DIRECTIVE A | Decide whether each statement agrees with the blog post: (i) the writer had expected the time change to happen in October; (ii) the dog woke the writer at the new 6:00am; (iii) the blog began as a cooking and dining review blog. For each, answer yes or no and quote the words of the blog post that decide it.

-- START SOURCE DOCUMENT --

Hello My Dear Readers! I can’t believe it’s been nearly a month since I wrote a blog post. I guess I feel obligated to toss you a recipe when I write to you, since this whole mess started as a cooking & dining review blog, and there has not been a lot of cooking going on up in the wee tree house apartment of late. I have had other fish to fry (pun intended), hence my long silence. Maybe you’ve enjoyed my relative silence. Well, too bad – it’s over!
Last night I discovered there was a time change afoot for the hour of midnight. I had been waiting for it all through October because I swear that’s when we usually do it. Who gets to make decisions like when we switch from Daylight Savings Time back to Standard Time? I want that job. Think of the fun I could have! Anyhow, I guess that means that 7:00am is the new 6:00am effective immediately. The dog did not get the email and got me up at the old 6:00am. Ugh.

-- END SOURCE DOCUMENT --

DIRECTIVE B | In the records, write out word for word the part that opens with the line containing "For every button, label, input, icon, or" and closes with the line containing "x-tick-label: Dec <box>262 217 279 227</box>", including both of those lines. Leave the pictures out.

-- START EXCERPTED RECORDS --

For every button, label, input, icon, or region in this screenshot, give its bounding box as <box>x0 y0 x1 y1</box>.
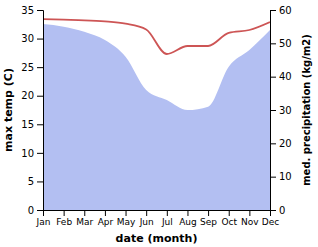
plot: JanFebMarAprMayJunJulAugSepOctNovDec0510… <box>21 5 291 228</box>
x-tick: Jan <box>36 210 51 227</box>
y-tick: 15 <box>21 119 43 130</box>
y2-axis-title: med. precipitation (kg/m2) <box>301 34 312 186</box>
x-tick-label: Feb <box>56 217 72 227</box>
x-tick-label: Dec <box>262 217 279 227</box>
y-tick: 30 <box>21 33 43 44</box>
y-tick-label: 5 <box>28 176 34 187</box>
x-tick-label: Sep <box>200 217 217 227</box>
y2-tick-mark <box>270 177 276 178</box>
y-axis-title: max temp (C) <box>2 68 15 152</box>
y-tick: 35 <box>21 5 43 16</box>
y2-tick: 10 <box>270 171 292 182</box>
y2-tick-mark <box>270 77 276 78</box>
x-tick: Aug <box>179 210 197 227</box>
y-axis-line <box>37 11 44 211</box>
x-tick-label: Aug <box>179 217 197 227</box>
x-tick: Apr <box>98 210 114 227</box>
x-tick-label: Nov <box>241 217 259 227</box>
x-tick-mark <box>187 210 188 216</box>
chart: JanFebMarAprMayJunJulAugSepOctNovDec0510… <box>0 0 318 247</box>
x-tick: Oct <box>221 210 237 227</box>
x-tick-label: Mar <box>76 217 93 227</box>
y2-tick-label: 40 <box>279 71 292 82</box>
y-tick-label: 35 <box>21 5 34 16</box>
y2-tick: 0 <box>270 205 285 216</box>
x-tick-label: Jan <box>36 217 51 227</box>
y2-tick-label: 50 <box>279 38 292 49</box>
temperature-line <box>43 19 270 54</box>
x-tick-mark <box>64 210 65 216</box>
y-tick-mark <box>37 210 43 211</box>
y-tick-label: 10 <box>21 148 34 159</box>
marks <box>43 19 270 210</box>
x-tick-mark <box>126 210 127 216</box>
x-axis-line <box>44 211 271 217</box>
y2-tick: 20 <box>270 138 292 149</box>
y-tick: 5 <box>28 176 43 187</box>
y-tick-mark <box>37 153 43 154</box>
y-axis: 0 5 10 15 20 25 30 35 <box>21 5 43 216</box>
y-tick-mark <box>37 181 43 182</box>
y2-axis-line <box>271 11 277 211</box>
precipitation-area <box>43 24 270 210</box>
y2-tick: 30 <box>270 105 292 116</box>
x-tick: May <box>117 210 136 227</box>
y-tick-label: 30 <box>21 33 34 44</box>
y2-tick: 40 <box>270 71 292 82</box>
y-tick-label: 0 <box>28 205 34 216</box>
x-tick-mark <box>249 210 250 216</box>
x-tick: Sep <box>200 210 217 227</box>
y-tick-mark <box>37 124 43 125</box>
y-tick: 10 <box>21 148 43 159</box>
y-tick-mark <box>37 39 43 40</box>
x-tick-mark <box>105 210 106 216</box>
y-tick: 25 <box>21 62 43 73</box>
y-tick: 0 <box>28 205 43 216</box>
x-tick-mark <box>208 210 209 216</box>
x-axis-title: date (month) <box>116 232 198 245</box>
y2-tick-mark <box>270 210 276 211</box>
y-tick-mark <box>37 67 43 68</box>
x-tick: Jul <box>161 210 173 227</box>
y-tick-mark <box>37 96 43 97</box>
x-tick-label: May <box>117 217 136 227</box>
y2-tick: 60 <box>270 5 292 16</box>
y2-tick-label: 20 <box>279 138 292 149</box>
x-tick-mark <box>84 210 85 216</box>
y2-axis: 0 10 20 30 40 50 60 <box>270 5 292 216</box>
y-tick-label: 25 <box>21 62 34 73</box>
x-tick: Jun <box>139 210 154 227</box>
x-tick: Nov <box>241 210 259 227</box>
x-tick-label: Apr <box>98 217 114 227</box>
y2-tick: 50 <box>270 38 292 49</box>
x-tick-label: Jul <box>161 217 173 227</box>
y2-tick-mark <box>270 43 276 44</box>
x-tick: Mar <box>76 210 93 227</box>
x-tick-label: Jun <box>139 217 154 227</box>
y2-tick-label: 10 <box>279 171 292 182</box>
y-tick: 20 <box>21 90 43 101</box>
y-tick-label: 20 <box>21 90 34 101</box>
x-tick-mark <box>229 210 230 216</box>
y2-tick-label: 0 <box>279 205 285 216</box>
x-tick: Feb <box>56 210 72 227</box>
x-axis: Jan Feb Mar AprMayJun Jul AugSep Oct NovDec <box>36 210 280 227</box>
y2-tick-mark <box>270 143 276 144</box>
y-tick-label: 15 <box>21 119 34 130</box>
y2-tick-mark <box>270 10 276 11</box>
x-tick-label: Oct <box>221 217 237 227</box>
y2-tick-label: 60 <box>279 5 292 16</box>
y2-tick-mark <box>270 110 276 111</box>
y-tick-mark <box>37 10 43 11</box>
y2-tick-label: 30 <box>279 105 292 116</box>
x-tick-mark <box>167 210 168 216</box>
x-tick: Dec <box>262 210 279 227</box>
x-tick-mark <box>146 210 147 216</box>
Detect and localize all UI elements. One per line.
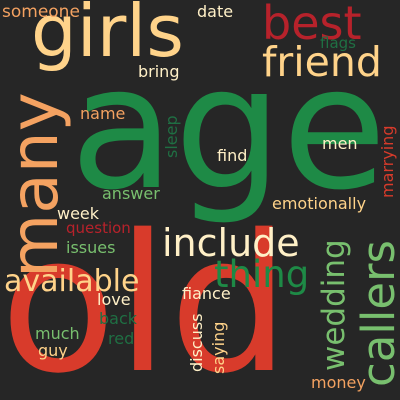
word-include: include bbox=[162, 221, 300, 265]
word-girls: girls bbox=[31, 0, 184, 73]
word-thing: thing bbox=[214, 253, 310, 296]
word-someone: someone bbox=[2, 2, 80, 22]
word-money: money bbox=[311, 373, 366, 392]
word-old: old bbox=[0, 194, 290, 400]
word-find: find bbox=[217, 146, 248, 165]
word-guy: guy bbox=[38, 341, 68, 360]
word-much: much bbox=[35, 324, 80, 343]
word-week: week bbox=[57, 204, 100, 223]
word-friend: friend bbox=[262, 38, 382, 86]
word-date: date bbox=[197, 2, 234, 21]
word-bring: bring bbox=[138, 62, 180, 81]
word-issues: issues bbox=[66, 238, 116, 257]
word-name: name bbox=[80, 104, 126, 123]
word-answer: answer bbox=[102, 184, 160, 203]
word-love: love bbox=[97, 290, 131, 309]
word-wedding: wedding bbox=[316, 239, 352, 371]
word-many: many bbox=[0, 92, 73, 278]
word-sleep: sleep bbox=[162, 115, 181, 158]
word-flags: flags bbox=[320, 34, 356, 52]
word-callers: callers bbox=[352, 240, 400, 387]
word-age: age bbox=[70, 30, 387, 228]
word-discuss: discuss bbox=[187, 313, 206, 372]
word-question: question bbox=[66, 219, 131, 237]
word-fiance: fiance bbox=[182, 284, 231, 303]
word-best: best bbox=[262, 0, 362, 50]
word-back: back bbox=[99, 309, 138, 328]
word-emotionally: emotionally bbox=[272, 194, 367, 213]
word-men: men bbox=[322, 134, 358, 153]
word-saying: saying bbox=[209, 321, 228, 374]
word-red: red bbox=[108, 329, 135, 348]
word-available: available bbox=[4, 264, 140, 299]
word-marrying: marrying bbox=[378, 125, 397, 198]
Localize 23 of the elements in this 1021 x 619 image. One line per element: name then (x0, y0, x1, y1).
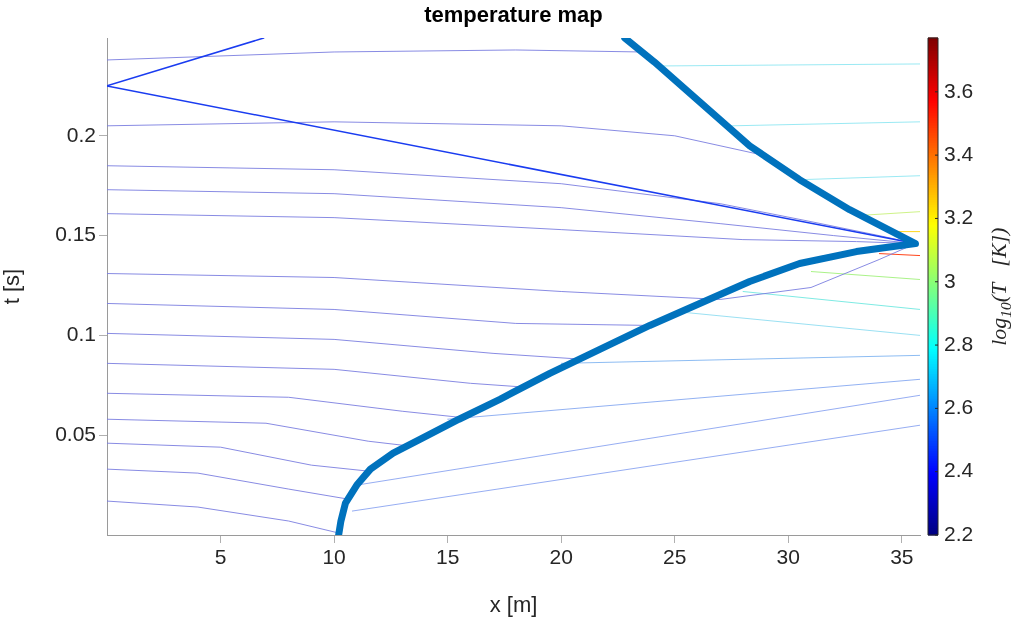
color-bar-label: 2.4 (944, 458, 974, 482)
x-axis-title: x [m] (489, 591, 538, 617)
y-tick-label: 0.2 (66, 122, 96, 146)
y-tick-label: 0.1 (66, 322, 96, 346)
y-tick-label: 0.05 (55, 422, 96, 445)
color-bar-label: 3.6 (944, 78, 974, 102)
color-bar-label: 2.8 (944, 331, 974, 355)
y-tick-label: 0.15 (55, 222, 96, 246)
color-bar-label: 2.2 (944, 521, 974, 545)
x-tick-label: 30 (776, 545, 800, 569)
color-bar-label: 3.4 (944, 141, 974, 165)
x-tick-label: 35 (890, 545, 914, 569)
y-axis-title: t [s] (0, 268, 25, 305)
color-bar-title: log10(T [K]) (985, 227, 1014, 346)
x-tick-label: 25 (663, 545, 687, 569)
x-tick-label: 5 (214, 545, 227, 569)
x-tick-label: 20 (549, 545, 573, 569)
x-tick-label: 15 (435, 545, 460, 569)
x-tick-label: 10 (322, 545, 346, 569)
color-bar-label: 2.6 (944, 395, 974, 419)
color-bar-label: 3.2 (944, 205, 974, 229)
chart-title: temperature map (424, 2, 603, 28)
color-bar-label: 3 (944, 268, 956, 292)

-- END EXCERPTED RECORDS --
-- START EXCERPTED RECORDS --

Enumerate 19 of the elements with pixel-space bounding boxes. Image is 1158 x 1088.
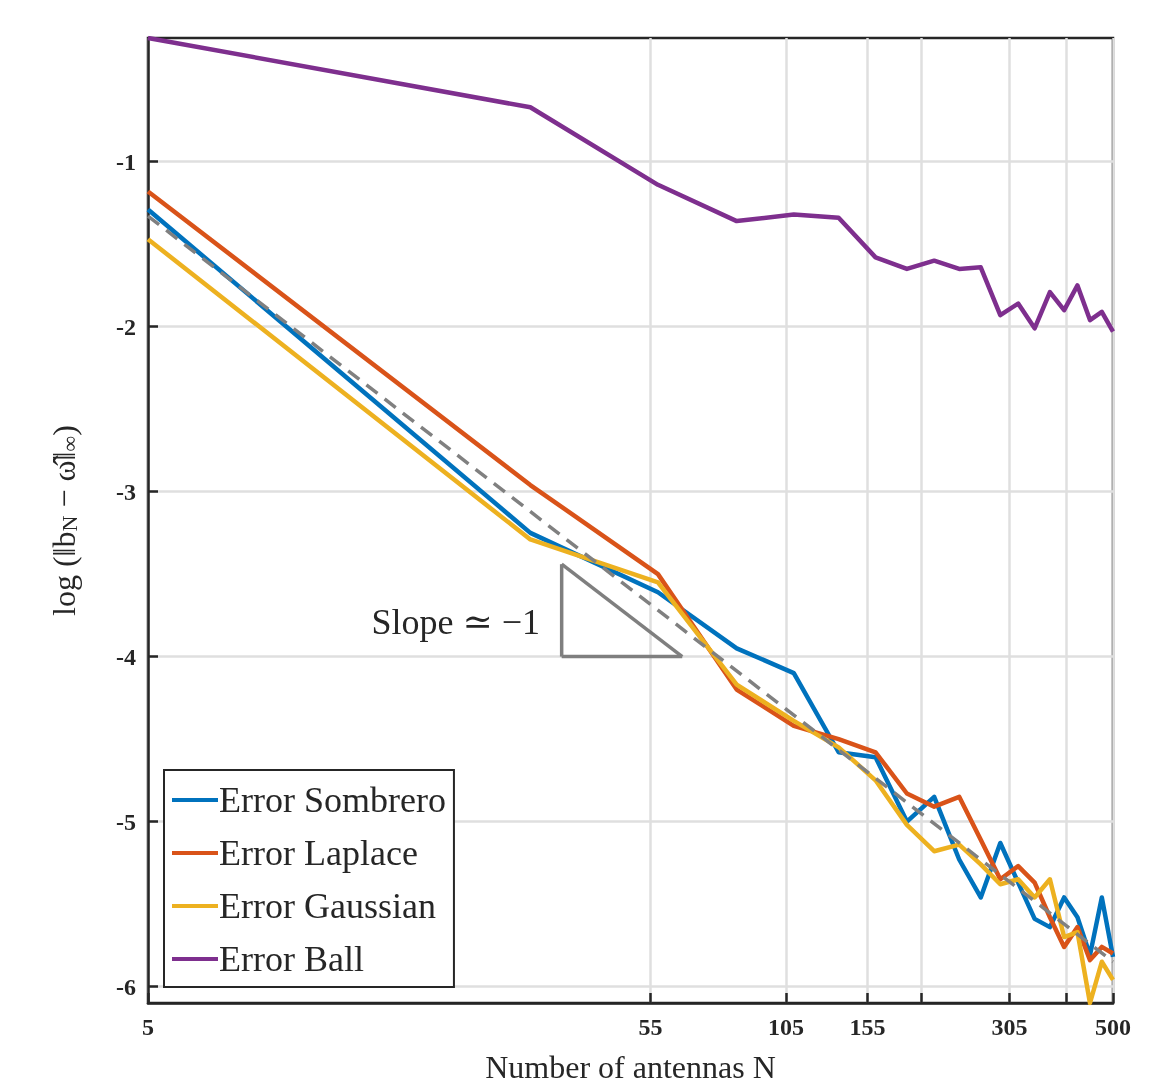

-- END EXCERPTED RECORDS --
-- START EXCERPTED RECORDS --

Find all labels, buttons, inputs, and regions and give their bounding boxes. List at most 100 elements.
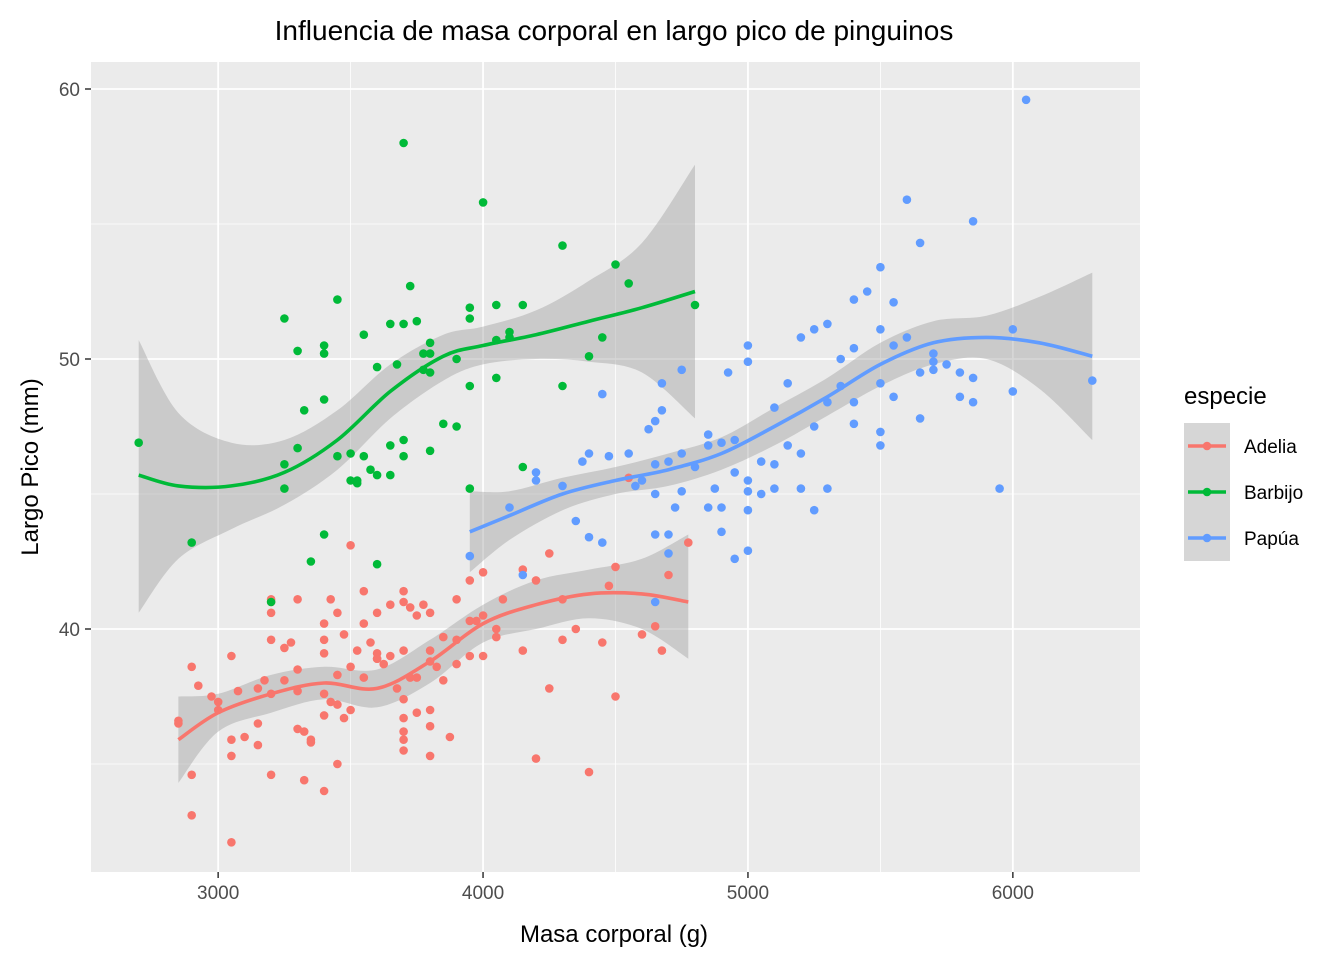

-- END EXCERPTED RECORDS --

TASK RESPONSE A |
(i) Yes: "I had been waiting for it all through October because I swear that’s when we usually do it."
(ii) No: "The dog did not get the email and got me up at the old 6:00am."
(iii) Yes: "this whole mess started as a cooking & dining review blog"

TASK RESPONSE B |
For every button, label, input, icon, or region in this screenshot, give its bounding box as <box>x0 y0 x1 y1</box>.
plot: JanFebMarAprMayJunJulAugSepOctNovDec0510… <box>21 5 291 228</box>
x-tick: Jan <box>36 210 51 227</box>
y-tick: 15 <box>21 119 43 130</box>
y2-axis-title: med. precipitation (kg/m2) <box>301 34 312 186</box>
x-tick-label: Feb <box>56 217 72 227</box>
x-tick-label: Dec <box>262 217 279 227</box>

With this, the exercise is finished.